#### Textauszug
----------

Die Nervosität hat einen schweren Stand bei Mahmoud Dahoud. Da hält es der 19-Jährige auf dem Platz genauso wie bei seinem ersten Interview. Vorher mag man bei ihm manch unruhigen Blick erhaschen, aber sobald es los geht, ist Dahoud in seinem Element. Dann spielt und redet er frei von der Leber weg. "Bei der ersten Aktion, die gut läuft, ist aller Druck weg. Wenn du einen Knoten im Kopf hast, machst du nicht, was du kannst", sagt Borussias Shootingstar der vergangenen Wochen, und er lächelt fast ein bisschen über die Frage, wie er es denn schaffe, jegliche Form von Lampenfieber auszuschalten. "Entweder du spielst Fußball oder du bleibst lieber draußen", sagt Dahoud. Der Deutsch-Syrer meint das nicht überheblich. Er empfindet das einfach so.

----------

#### Aufgaben
1/ Nenne alle Bezeichnungen, mit denen der Textauszug über Mahmoud Dahoud ihn beschreibt, ohne seinen Namen und ohne Pronomen.
2/ Was ist laut Dahoud im Textauszug nach der ersten Aktion, die gut läuft, weg?
Die Auflistung ist eigenständiges Material und gehört nicht zum Textauszug.

#### Datenelemente
----------

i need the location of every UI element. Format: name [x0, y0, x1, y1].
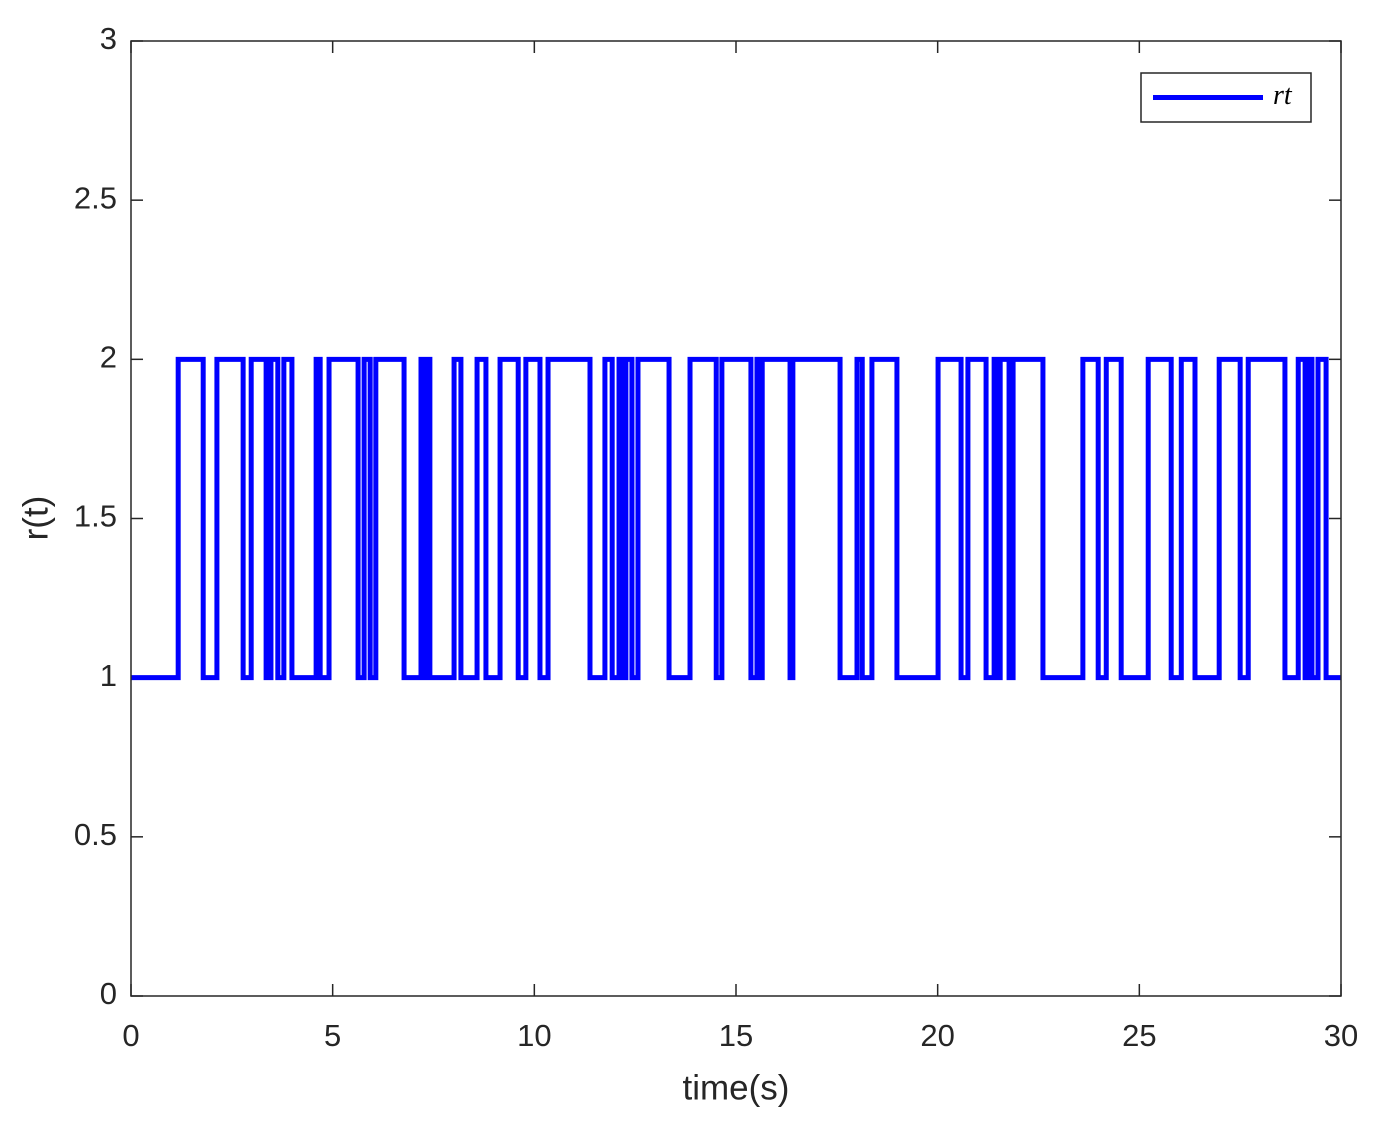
y-tick-label: 2 — [100, 340, 117, 375]
y-tick-label: 0 — [100, 976, 117, 1011]
x-tick-label: 10 — [517, 1018, 551, 1053]
x-tick-label: 20 — [920, 1018, 954, 1053]
plot-frame — [130, 40, 1342, 997]
y-tick-label: 1 — [100, 658, 117, 693]
x-axis-label: time(s) — [683, 1068, 790, 1107]
x-tick-label: 25 — [1122, 1018, 1156, 1053]
y-tick-label: 0.5 — [74, 817, 117, 852]
y-axis-label: r(t) — [16, 496, 55, 541]
data-line — [131, 356, 1341, 681]
x-tick-label: 15 — [719, 1018, 753, 1053]
legend-label: rt — [1273, 80, 1293, 111]
y-tick-label: 2.5 — [74, 180, 117, 215]
x-tick-label: 30 — [1324, 1018, 1358, 1053]
x-tick-label: 0 — [122, 1018, 139, 1053]
y-tick-label: 1.5 — [74, 499, 117, 534]
x-tick-label: 5 — [324, 1018, 341, 1053]
y-tick-label: 3 — [100, 21, 117, 56]
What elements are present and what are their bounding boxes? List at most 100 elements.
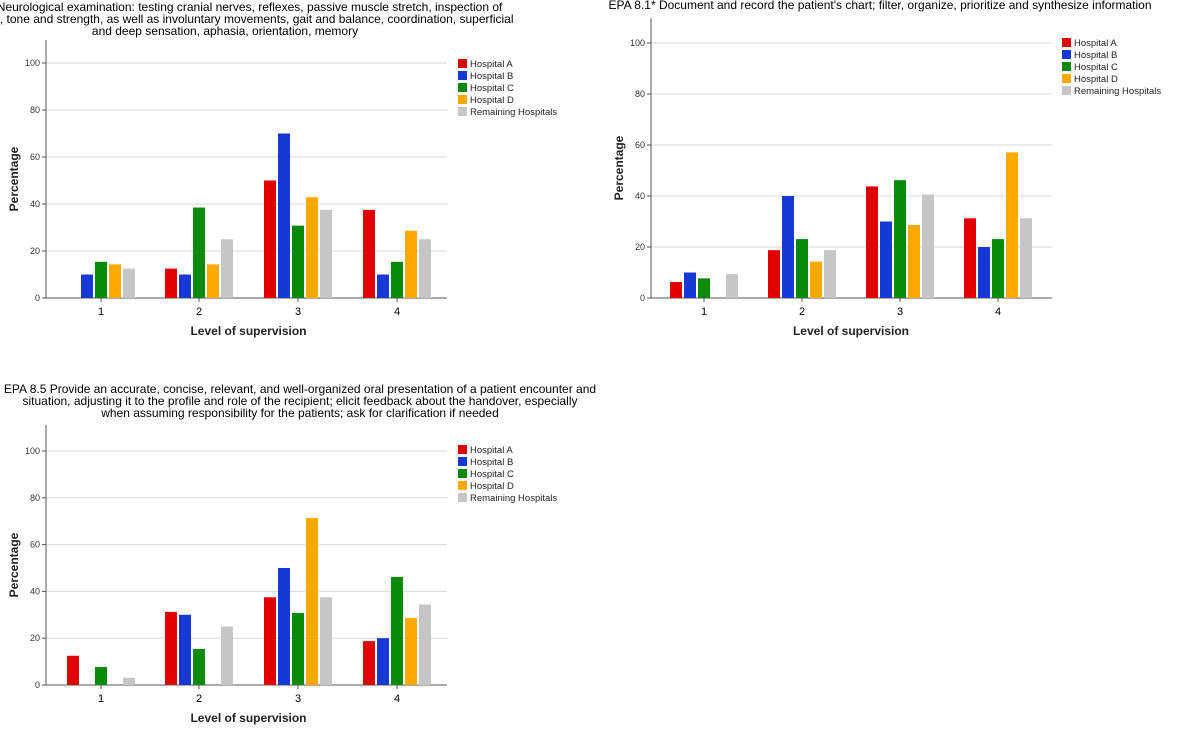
bar-hospital-c-level-2 — [796, 239, 808, 298]
legend-label: Hospital B — [1074, 50, 1117, 61]
x-tick-label: 1 — [98, 693, 104, 705]
y-tick-label: 20 — [635, 242, 645, 252]
y-axis-label: Percentage — [7, 146, 21, 211]
chart-2: EPA 8.1* Document and record the patient… — [608, 0, 1161, 338]
legend-swatch — [458, 481, 467, 490]
bar-hospital-c-level-1 — [698, 278, 710, 298]
y-tick-label: 40 — [635, 191, 645, 201]
bar-hospital-b-level-1 — [81, 274, 93, 298]
legend-label: Hospital C — [470, 469, 514, 480]
legend-label: Hospital D — [470, 95, 514, 106]
legend-swatch — [1062, 38, 1071, 47]
bar-hospital-a-level-3 — [866, 186, 878, 298]
bar-hospital-c-level-1 — [95, 666, 107, 685]
bar-remaining-hospitals-level-3 — [320, 209, 332, 298]
chart-title-line: EPA 8.1* Document and record the patient… — [608, 0, 1151, 12]
bar-hospital-a-level-4 — [363, 209, 375, 298]
bar-hospital-c-level-3 — [292, 225, 304, 298]
bar-hospital-d-level-4 — [1006, 152, 1018, 298]
bar-hospital-b-level-2 — [179, 274, 191, 298]
chart-title-line: situation, adjusting it to the profile a… — [22, 394, 577, 408]
bar-hospital-c-level-4 — [992, 239, 1004, 298]
bar-remaining-hospitals-level-3 — [320, 597, 332, 685]
legend-label: Remaining Hospitals — [1074, 86, 1161, 97]
bar-remaining-hospitals-level-1 — [726, 274, 738, 298]
y-tick-label: 60 — [30, 152, 40, 162]
legend-label: Hospital A — [470, 59, 513, 70]
bar-hospital-c-level-3 — [894, 180, 906, 298]
y-tick-label: 80 — [30, 105, 40, 115]
bar-hospital-d-level-3 — [908, 225, 920, 298]
chart-title-line: muscle bulk, tone and strength, as well … — [0, 12, 513, 26]
bar-hospital-d-level-4 — [405, 230, 417, 298]
chart-title-line: EPA 2dd Neurological examination: testin… — [0, 0, 503, 14]
bar-hospital-a-level-1 — [670, 282, 682, 298]
x-tick-label: 4 — [394, 306, 400, 318]
x-axis-label: Level of supervision — [190, 711, 306, 725]
x-tick-label: 1 — [701, 306, 707, 318]
bar-hospital-b-level-2 — [179, 614, 191, 685]
bar-hospital-a-level-4 — [363, 641, 375, 685]
bar-hospital-a-level-3 — [264, 597, 276, 685]
y-tick-label: 40 — [30, 586, 40, 596]
bar-hospital-b-level-2 — [782, 196, 794, 298]
legend-swatch — [458, 445, 467, 454]
bar-hospital-b-level-1 — [684, 272, 696, 298]
bar-hospital-b-level-3 — [278, 568, 290, 685]
legend-swatch — [458, 83, 467, 92]
x-tick-label: 2 — [196, 693, 202, 705]
y-tick-label: 100 — [630, 38, 645, 48]
x-axis-label: Level of supervision — [793, 324, 909, 338]
y-tick-label: 80 — [635, 89, 645, 99]
y-axis-label: Percentage — [7, 532, 21, 597]
bar-hospital-a-level-3 — [264, 180, 276, 298]
bar-remaining-hospitals-level-1 — [123, 268, 135, 298]
x-tick-label: 4 — [394, 693, 400, 705]
x-tick-label: 2 — [799, 306, 805, 318]
legend-swatch — [458, 71, 467, 80]
y-tick-label: 20 — [30, 246, 40, 256]
legend-label: Hospital C — [470, 83, 514, 94]
legend-label: Hospital A — [470, 445, 513, 456]
legend-swatch — [1062, 86, 1071, 95]
y-tick-label: 60 — [635, 140, 645, 150]
bar-hospital-b-level-4 — [978, 247, 990, 298]
legend-swatch — [458, 95, 467, 104]
bar-hospital-d-level-3 — [306, 197, 318, 298]
bar-hospital-b-level-3 — [880, 221, 892, 298]
bar-hospital-c-level-1 — [95, 261, 107, 298]
x-tick-label: 3 — [295, 693, 301, 705]
y-tick-label: 60 — [30, 540, 40, 550]
bar-hospital-d-level-3 — [306, 517, 318, 685]
x-tick-label: 3 — [295, 306, 301, 318]
bar-hospital-d-level-2 — [207, 264, 219, 298]
bar-remaining-hospitals-level-2 — [221, 239, 233, 298]
y-tick-label: 0 — [35, 680, 40, 690]
x-tick-label: 1 — [98, 306, 104, 318]
legend-label: Hospital D — [470, 481, 514, 492]
legend-label: Hospital B — [470, 457, 513, 468]
bar-remaining-hospitals-level-4 — [419, 239, 431, 298]
y-axis-label: Percentage — [612, 135, 626, 200]
bar-hospital-d-level-4 — [405, 618, 417, 685]
legend-label: Remaining Hospitals — [470, 107, 557, 118]
y-tick-label: 100 — [25, 58, 40, 68]
bar-hospital-a-level-2 — [768, 250, 780, 298]
y-tick-label: 80 — [30, 493, 40, 503]
legend-label: Hospital B — [470, 71, 513, 82]
y-tick-label: 20 — [30, 633, 40, 643]
bar-hospital-b-level-4 — [377, 638, 389, 685]
legend-label: Remaining Hospitals — [470, 493, 557, 504]
legend-swatch — [1062, 50, 1071, 59]
chart-title-line: when assuming responsibility for the pat… — [100, 406, 499, 420]
bar-hospital-d-level-1 — [109, 264, 121, 298]
legend-swatch — [458, 107, 467, 116]
bar-hospital-d-level-2 — [810, 261, 822, 298]
x-tick-label: 4 — [995, 306, 1001, 318]
chart-title-line: EPA 8.5 Provide an accurate, concise, re… — [4, 382, 596, 396]
y-tick-label: 0 — [640, 293, 645, 303]
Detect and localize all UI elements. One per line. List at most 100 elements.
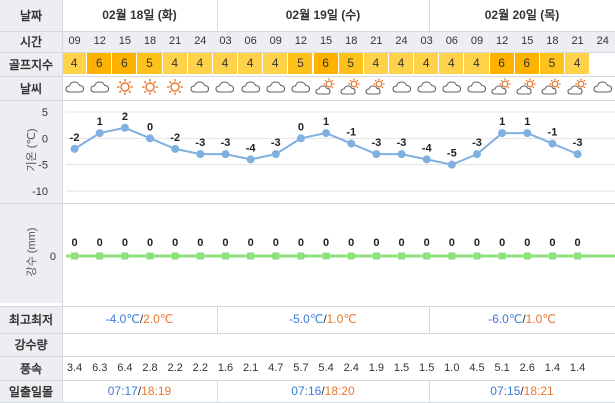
- row-divider: [0, 100, 615, 101]
- cloud-icon: [414, 76, 439, 98]
- temperature-point: [472, 150, 481, 159]
- wind-speed-cell: 1.4: [569, 362, 586, 374]
- hour-cell: 15: [521, 35, 534, 47]
- day-3-min-max: -6.0℃/1.0℃: [429, 306, 615, 333]
- day-2-min: -5.0℃: [289, 312, 324, 326]
- temperature-point: [372, 150, 381, 159]
- day-2-sunrise: 07:16: [291, 384, 322, 398]
- day-2-sunset: 18:20: [324, 384, 355, 398]
- sun-cloud-icon: [565, 76, 590, 98]
- temperature-point: [296, 134, 305, 143]
- wind-speed-cell: 5.4: [318, 362, 334, 374]
- golf-index-cell: 6: [313, 52, 339, 74]
- wind-speed-cell: 1.9: [368, 362, 385, 374]
- hour-cell: 15: [319, 35, 333, 47]
- hour-cell: 21: [169, 35, 182, 47]
- precip-amount-row-label: 강수량: [0, 333, 62, 356]
- temperature-data-label: -3: [573, 137, 583, 149]
- temperature-data-label: -4: [246, 142, 257, 154]
- day-2-max: 1.0℃: [326, 312, 357, 326]
- temperature-data-label: -1: [548, 127, 558, 139]
- hour-cell: 24: [596, 35, 609, 47]
- temperature-tick-label: -10: [32, 186, 48, 198]
- cloud-icon: [389, 76, 414, 98]
- temperature-data-label: -5: [447, 148, 457, 160]
- temperature-tick-label: 0: [42, 133, 48, 145]
- sun-icon: [163, 76, 188, 98]
- temperature-point: [146, 134, 155, 143]
- hour-cell: 24: [395, 35, 408, 47]
- wind-speed-cell: 6.4: [117, 362, 133, 374]
- golf-index-cell: 5: [288, 52, 314, 74]
- precipitation-point: [574, 252, 582, 260]
- day-3-header: 02월 20일 (목): [429, 0, 615, 31]
- wind-speed-cell: 2.1: [242, 362, 259, 374]
- day-3-sunset: 18:21: [523, 384, 554, 398]
- row-divider: [0, 76, 615, 77]
- precipitation-point: [146, 252, 154, 260]
- temperature-axis-label: 기온 (℃): [26, 128, 38, 172]
- min-max-separator: /: [522, 312, 526, 326]
- precipitation-point: [523, 252, 531, 260]
- precipitation-data-label: 0: [524, 237, 530, 249]
- precipitation-point: [322, 252, 330, 260]
- wind-speed-cell: 2.4: [343, 362, 359, 374]
- wind-speed-cell: 1.5: [419, 362, 435, 374]
- min-max-row-label: 최고최저: [0, 306, 62, 333]
- chart-label-spacer: [0, 100, 62, 303]
- precipitation-point: [272, 252, 280, 260]
- precipitation-data-label: 0: [97, 237, 103, 249]
- precipitation-point: [423, 252, 431, 260]
- wind-speed-cell: 1.5: [393, 362, 410, 374]
- temperature-tick-label: -5: [38, 160, 48, 172]
- precipitation-data-label: 0: [549, 237, 555, 249]
- min-max-separator: /: [139, 312, 144, 326]
- wind-speed-cell: 5.7: [293, 362, 309, 374]
- temperature-data-label: -3: [397, 137, 407, 149]
- weather-row-label: 날씨: [0, 76, 62, 100]
- day-1-min: -4.0℃: [105, 312, 140, 326]
- golf-index-cell: 4: [565, 52, 591, 74]
- wind-speed-cell: 1.0: [444, 362, 460, 374]
- day-2-sun: 07:16/18:20: [217, 380, 429, 403]
- wind-speed-cell: 2.2: [167, 362, 183, 374]
- precipitation-point: [473, 252, 481, 260]
- row-divider: [0, 380, 615, 381]
- wind-speed-cell: 2.2: [192, 362, 208, 374]
- cloud-icon: [263, 76, 288, 98]
- cloud-icon: [188, 76, 213, 98]
- precipitation-point: [96, 252, 104, 260]
- temperature-point: [447, 160, 456, 169]
- row-divider: [0, 203, 615, 204]
- cloud-icon: [464, 76, 489, 98]
- column-divider: [217, 306, 218, 333]
- min-max-separator: /: [323, 312, 327, 326]
- sun-cloud-icon: [364, 76, 389, 98]
- hour-cell: 21: [370, 35, 383, 47]
- temperature-point: [397, 150, 406, 159]
- precipitation-data-label: 0: [323, 237, 329, 249]
- hour-cell: 03: [420, 35, 433, 47]
- golf-index-cell: 4: [439, 52, 465, 74]
- precipitation-data-label: 0: [398, 237, 404, 249]
- precipitation-data-label: 0: [72, 237, 78, 249]
- wind-speed-cell: 4.7: [268, 362, 284, 374]
- row-divider: [0, 333, 615, 334]
- sun-cloud-icon: [515, 76, 540, 98]
- temperature-point: [498, 129, 507, 138]
- hour-cell: 12: [93, 35, 106, 47]
- wind-speed-cell: 5.1: [494, 362, 510, 374]
- golf-index-row-label: 골프지수: [0, 52, 62, 76]
- hour-cell: 15: [118, 35, 131, 47]
- sun-separator: /: [137, 384, 142, 398]
- day-2-min-max: -5.0℃/1.0℃: [217, 306, 429, 333]
- hour-cell: 03: [219, 35, 232, 47]
- temperature-point: [347, 139, 356, 148]
- time-row-label: 시간: [0, 31, 62, 52]
- golf-index-cell: 4: [238, 52, 264, 74]
- golf-index-cell: 4: [388, 52, 415, 74]
- temperature-point: [171, 144, 180, 153]
- precipitation-point: [372, 252, 380, 260]
- wind-speed-row-label: 풍속: [0, 356, 62, 380]
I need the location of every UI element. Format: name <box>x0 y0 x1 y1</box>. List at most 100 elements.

----------

#### Lösungen
1/
- der 19-Jährige
- Borussias Shootingstar der vergangenen Wochen
- Der Deutsch-Syrer

2/ Aller Druck.